- BRIEF -
Filter out everything except lines holding "Wavelength".

- SUPPLIED RECORDS -
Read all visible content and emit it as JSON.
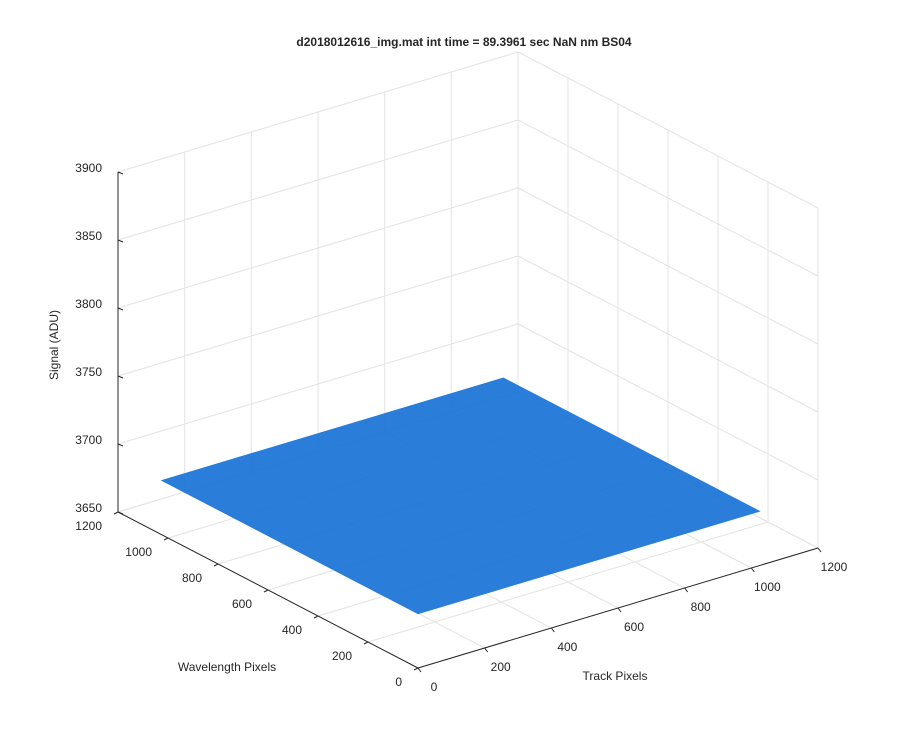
{
  "chart_data": {
    "type": "surface3d",
    "title": "d2018012616_img.mat int time = 89.3961 sec  NaN nm BS04",
    "xlabel": "Track Pixels",
    "ylabel": "Wavelength Pixels",
    "zlabel": "Signal (ADU)",
    "x": [
      0,
      1024
    ],
    "y": [
      0,
      1024
    ],
    "z": [
      [
        3690,
        3690
      ],
      [
        3690,
        3690
      ]
    ],
    "color": "#1f77d8",
    "xlim": [
      0,
      1200
    ],
    "ylim": [
      0,
      1200
    ],
    "zlim": [
      3650,
      3900
    ],
    "xticks": [
      0,
      200,
      400,
      600,
      800,
      1000,
      1200
    ],
    "yticks": [
      0,
      200,
      400,
      600,
      800,
      1000,
      1200
    ],
    "zticks": [
      3650,
      3700,
      3750,
      3800,
      3850,
      3900
    ],
    "grid": true
  }
}
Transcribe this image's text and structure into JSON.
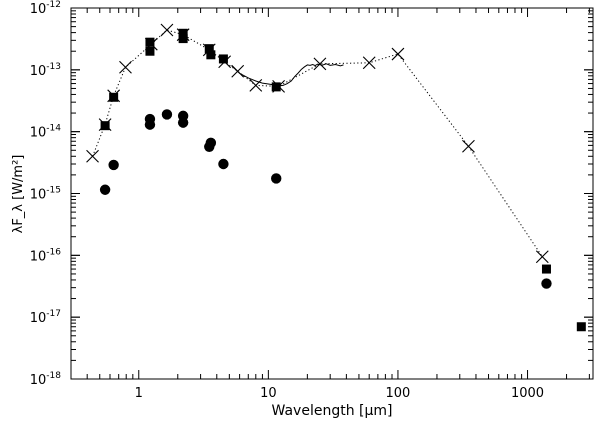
{
  "chart_data": {
    "type": "scatter",
    "title": "",
    "xlabel": "Wavelength [μm]",
    "ylabel": "λF_λ [W/m²]",
    "xscale": "log",
    "yscale": "log",
    "xlim": [
      0.3,
      3200
    ],
    "ylim": [
      1e-18,
      1e-12
    ],
    "x_ticks": [
      {
        "value": 1,
        "label": "1"
      },
      {
        "value": 10,
        "label": "10"
      },
      {
        "value": 100,
        "label": "100"
      },
      {
        "value": 1000,
        "label": "1000"
      }
    ],
    "y_ticks": [
      {
        "value": 1e-18,
        "base": "10",
        "exp": "-18"
      },
      {
        "value": 1e-17,
        "base": "10",
        "exp": "-17"
      },
      {
        "value": 1e-16,
        "base": "10",
        "exp": "-16"
      },
      {
        "value": 1e-15,
        "base": "10",
        "exp": "-15"
      },
      {
        "value": 1e-14,
        "base": "10",
        "exp": "-14"
      },
      {
        "value": 1e-13,
        "base": "10",
        "exp": "-13"
      },
      {
        "value": 1e-12,
        "base": "10",
        "exp": "-12"
      }
    ],
    "grid": false,
    "legend": "none",
    "series": [
      {
        "marker": "cross",
        "line": "dotted",
        "points": [
          [
            0.44,
            4e-15
          ],
          [
            0.55,
            1.3e-14
          ],
          [
            0.64,
            3.8e-14
          ],
          [
            0.79,
            1.1e-13
          ],
          [
            1.25,
            2.6e-13
          ],
          [
            1.65,
            4.4e-13
          ],
          [
            2.2,
            3.7e-13
          ],
          [
            3.5,
            2.1e-13
          ],
          [
            4.6,
            1.35e-13
          ],
          [
            5.8,
            9.5e-14
          ],
          [
            8.0,
            5.6e-14
          ],
          [
            12,
            5.4e-14
          ],
          [
            25,
            1.25e-13
          ],
          [
            60,
            1.3e-13
          ],
          [
            100,
            1.8e-13
          ],
          [
            350,
            5.8e-15
          ],
          [
            1300,
            9.5e-17
          ]
        ]
      },
      {
        "marker": "square",
        "points": [
          [
            0.55,
            1.25e-14
          ],
          [
            0.64,
            3.6e-14
          ],
          [
            1.22,
            2.8e-13
          ],
          [
            1.22,
            2e-13
          ],
          [
            2.2,
            3.9e-13
          ],
          [
            2.2,
            3.2e-13
          ],
          [
            3.5,
            2.2e-13
          ],
          [
            3.6,
            1.75e-13
          ],
          [
            4.5,
            1.5e-13
          ],
          [
            11.5,
            5.3e-14
          ],
          [
            1400,
            6e-17
          ],
          [
            2600,
            7e-18
          ]
        ]
      },
      {
        "marker": "circle",
        "points": [
          [
            0.55,
            1.15e-15
          ],
          [
            0.64,
            2.9e-15
          ],
          [
            1.22,
            1.6e-14
          ],
          [
            1.22,
            1.3e-14
          ],
          [
            1.65,
            1.9e-14
          ],
          [
            2.2,
            1.8e-14
          ],
          [
            2.2,
            1.4e-14
          ],
          [
            3.5,
            5.7e-15
          ],
          [
            3.6,
            6.6e-15
          ],
          [
            4.5,
            3e-15
          ],
          [
            11.5,
            1.75e-15
          ],
          [
            1400,
            3.5e-17
          ]
        ]
      },
      {
        "marker": "none",
        "line": "solid",
        "points": [
          [
            5.2,
            1.17e-13
          ],
          [
            6.0,
            8.8e-14
          ],
          [
            7.0,
            7.4e-14
          ],
          [
            8.0,
            6.6e-14
          ],
          [
            9.0,
            6.1e-14
          ],
          [
            10.0,
            5.9e-14
          ],
          [
            11.0,
            5.7e-14
          ],
          [
            12.0,
            5.5e-14
          ],
          [
            13.0,
            5.6e-14
          ],
          [
            14.0,
            6e-14
          ],
          [
            15.0,
            6.6e-14
          ],
          [
            16.0,
            7.8e-14
          ],
          [
            17.0,
            8.9e-14
          ],
          [
            18.0,
            1.02e-13
          ],
          [
            19.0,
            1.12e-13
          ],
          [
            20.0,
            1.2e-13
          ],
          [
            21.0,
            1.18e-13
          ],
          [
            22.0,
            1.22e-13
          ],
          [
            23.0,
            1.17e-13
          ],
          [
            24.0,
            1.24e-13
          ],
          [
            26.0,
            1.19e-13
          ],
          [
            28.0,
            1.25e-13
          ],
          [
            30.0,
            1.18e-13
          ],
          [
            33.0,
            1.22e-13
          ],
          [
            36.0,
            1.16e-13
          ],
          [
            38.0,
            1.2e-13
          ]
        ]
      }
    ]
  }
}
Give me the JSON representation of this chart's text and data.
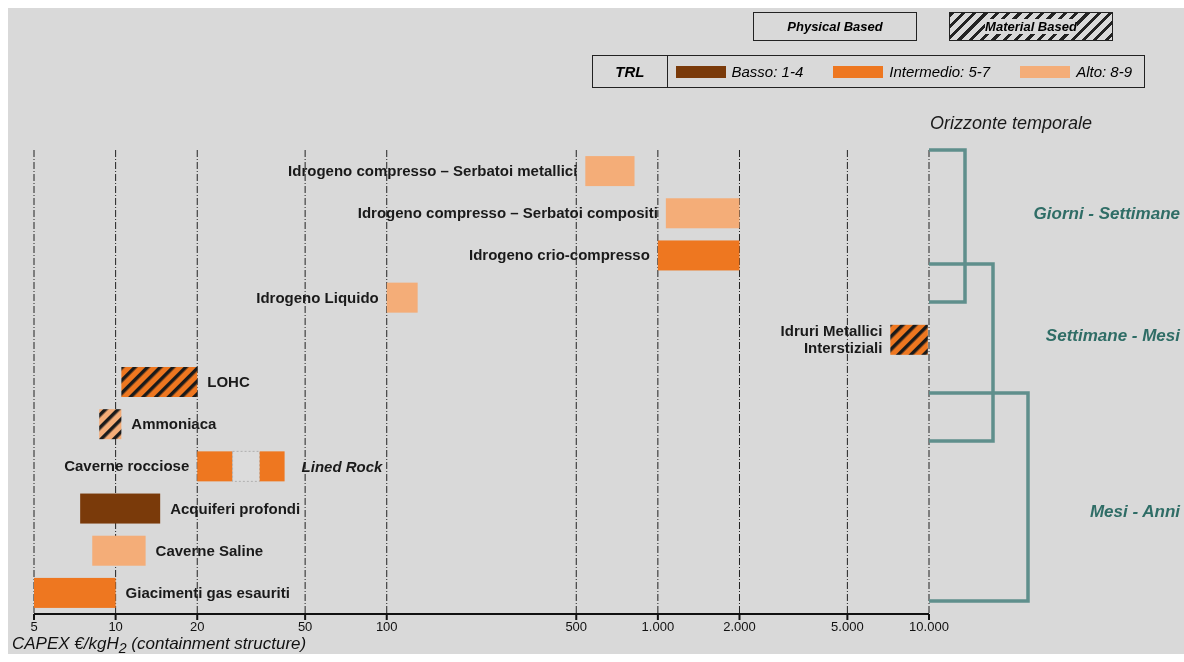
{
  "chart_data": {
    "type": "bar",
    "orientation": "horizontal",
    "log": "x",
    "xlabel": "CAPEX €/kgH$_{2}$ (containment structure)",
    "legend_title": "TRL",
    "legend": "top right",
    "grid": "x",
    "categories": [
      "Idrogeno compresso – Serbatoi metallici",
      "Idrogeno compresso – Serbatoi compositi",
      "Idrogeno crio-compresso",
      "Idrogeno Liquido",
      "Idruri Metallici\nInterstiziali",
      "LOHC",
      "Ammoniaca",
      "Caverne rocciose",
      "Acquiferi profondi",
      "Caverne Saline",
      "Giacimenti gas esauriti"
    ],
    "xlim": [
      5,
      10000
    ],
    "xticks": [
      5,
      10,
      20,
      50,
      100,
      500,
      {
        "value": 1000,
        "label": "1.000"
      },
      {
        "value": 2000,
        "label": "2.000"
      },
      {
        "value": 5000,
        "label": "5.000"
      },
      {
        "value": 10000,
        "label": "10.000"
      }
    ],
    "series": [
      {
        "name": "Basso: 1-4",
        "color": "#7a3a0a",
        "values": [
          null,
          null,
          null,
          null,
          null,
          null,
          null,
          null,
          7.2,
          null,
          null
        ],
        "base": [
          null,
          null,
          null,
          null,
          null,
          null,
          null,
          null,
          7.4,
          null,
          null
        ]
      },
      {
        "name": "Intermedio: 5-7",
        "color": "#ee7720",
        "values": [
          null,
          null,
          1000,
          null,
          null,
          null,
          null,
          7,
          null,
          null,
          5
        ],
        "base": [
          null,
          null,
          1000,
          null,
          null,
          null,
          null,
          20,
          null,
          null,
          5
        ]
      },
      {
        "name": "Alto: 8-9",
        "color": "#f4ad78",
        "values": [
          280,
          930,
          null,
          30,
          null,
          null,
          null,
          null,
          null,
          4.7,
          null
        ],
        "base": [
          540,
          1070,
          null,
          100,
          null,
          null,
          null,
          null,
          null,
          8.2,
          null
        ]
      },
      {
        "name": "Material Based",
        "colors": [
          null,
          null,
          null,
          null,
          "#ee7720",
          "#ee7720",
          "#f4ad78",
          null,
          null,
          null,
          null
        ],
        "values": [
          null,
          null,
          null,
          null,
          2700,
          9.5,
          1.8,
          null,
          null,
          null,
          null
        ],
        "base": [
          null,
          null,
          null,
          null,
          7200,
          10.5,
          8.7,
          null,
          null,
          null,
          null
        ]
      },
      {
        "color": "#dcdcdc",
        "values": [
          null,
          null,
          null,
          null,
          null,
          null,
          null,
          7,
          null,
          null,
          null
        ],
        "base": [
          null,
          null,
          null,
          null,
          null,
          null,
          null,
          27,
          null,
          null,
          null
        ]
      },
      {
        "color": "#ee7720",
        "values": [
          null,
          null,
          null,
          null,
          null,
          null,
          null,
          8,
          null,
          null,
          null
        ],
        "base": [
          null,
          null,
          null,
          null,
          null,
          null,
          null,
          34,
          null,
          null,
          null
        ]
      }
    ],
    "annotations": [
      "Physical Based",
      "Lined Rock",
      "Orizzonte temporale",
      "Giorni - Settimane",
      "Settimane - Mesi",
      "Mesi - Anni"
    ]
  }
}
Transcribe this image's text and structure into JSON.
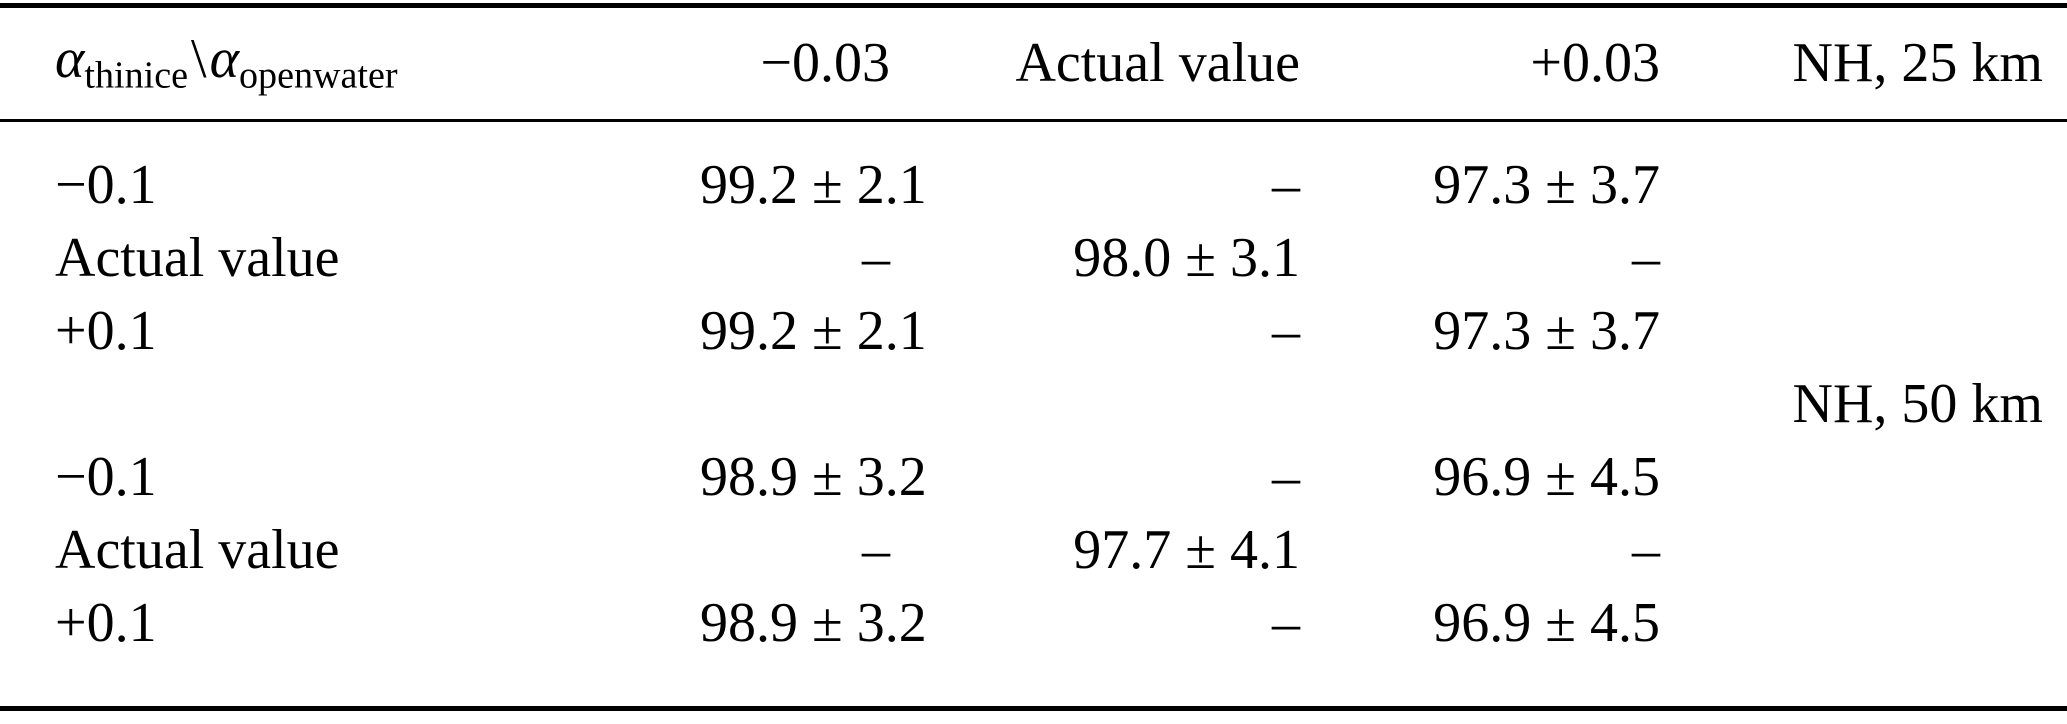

- SOLVED EXERCISE -
    "ylabel": "Wavelength Pixels",
    "xlabel": "Wavelength [μm]",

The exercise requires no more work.